■ **DATA**
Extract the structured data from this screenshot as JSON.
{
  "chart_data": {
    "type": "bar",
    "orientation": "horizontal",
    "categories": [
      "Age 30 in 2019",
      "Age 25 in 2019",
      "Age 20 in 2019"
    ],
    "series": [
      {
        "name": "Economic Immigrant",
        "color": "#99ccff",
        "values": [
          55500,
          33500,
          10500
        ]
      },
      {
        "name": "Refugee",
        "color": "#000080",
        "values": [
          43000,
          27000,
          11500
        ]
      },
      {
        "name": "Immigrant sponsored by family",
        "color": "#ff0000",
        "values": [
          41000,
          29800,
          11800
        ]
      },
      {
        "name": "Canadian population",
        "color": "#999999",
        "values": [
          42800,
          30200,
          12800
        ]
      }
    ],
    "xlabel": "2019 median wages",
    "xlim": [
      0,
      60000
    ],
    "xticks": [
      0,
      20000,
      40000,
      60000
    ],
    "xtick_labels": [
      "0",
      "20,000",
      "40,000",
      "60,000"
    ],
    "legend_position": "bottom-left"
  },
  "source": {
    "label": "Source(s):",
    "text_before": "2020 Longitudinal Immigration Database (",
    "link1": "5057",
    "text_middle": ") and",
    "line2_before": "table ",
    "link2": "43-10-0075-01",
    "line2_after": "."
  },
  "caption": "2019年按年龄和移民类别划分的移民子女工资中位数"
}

■ **BRIEF**
Print all of the entries exactly as they appear.

■ **RESULT OF THIS EXERCISE**
Extract the structured data from this screenshot as JSON.
{
  "chart_data": {
    "type": "bar",
    "orientation": "horizontal",
    "categories": [
      "Age 30 in 2019",
      "Age 25 in 2019",
      "Age 20 in 2019"
    ],
    "series": [
      {
        "name": "Economic Immigrant",
        "color": "#99ccff",
        "values": [
          55500,
          33500,
          10500
        ]
      },
      {
        "name": "Refugee",
        "color": "#000080",
        "values": [
          43000,
          27000,
          11500
        ]
      },
      {
        "name": "Immigrant sponsored by family",
        "color": "#ff0000",
        "values": [
          41000,
          29800,
          11800
        ]
      },
      {
        "name": "Canadian population",
        "color": "#999999",
        "values": [
          42800,
          30200,
          12800
        ]
      }
    ],
    "xlabel": "2019 median wages",
    "xlim": [
      0,
      60000
    ],
    "xticks": [
      0,
      20000,
      40000,
      60000
    ],
    "xtick_labels": [
      "0",
      "20,000",
      "40,000",
      "60,000"
    ],
    "legend_position": "bottom-left"
  },
  "source": {
    "label": "Source(s):",
    "text_before": "2020 Longitudinal Immigration Database (",
    "link1": "5057",
    "text_middle": ") and",
    "line2_before": "table ",
    "link2": "43-10-0075-01",
    "line2_after": "."
  },
  "caption": "2019年按年龄和移民类别划分的移民子女工资中位数"
}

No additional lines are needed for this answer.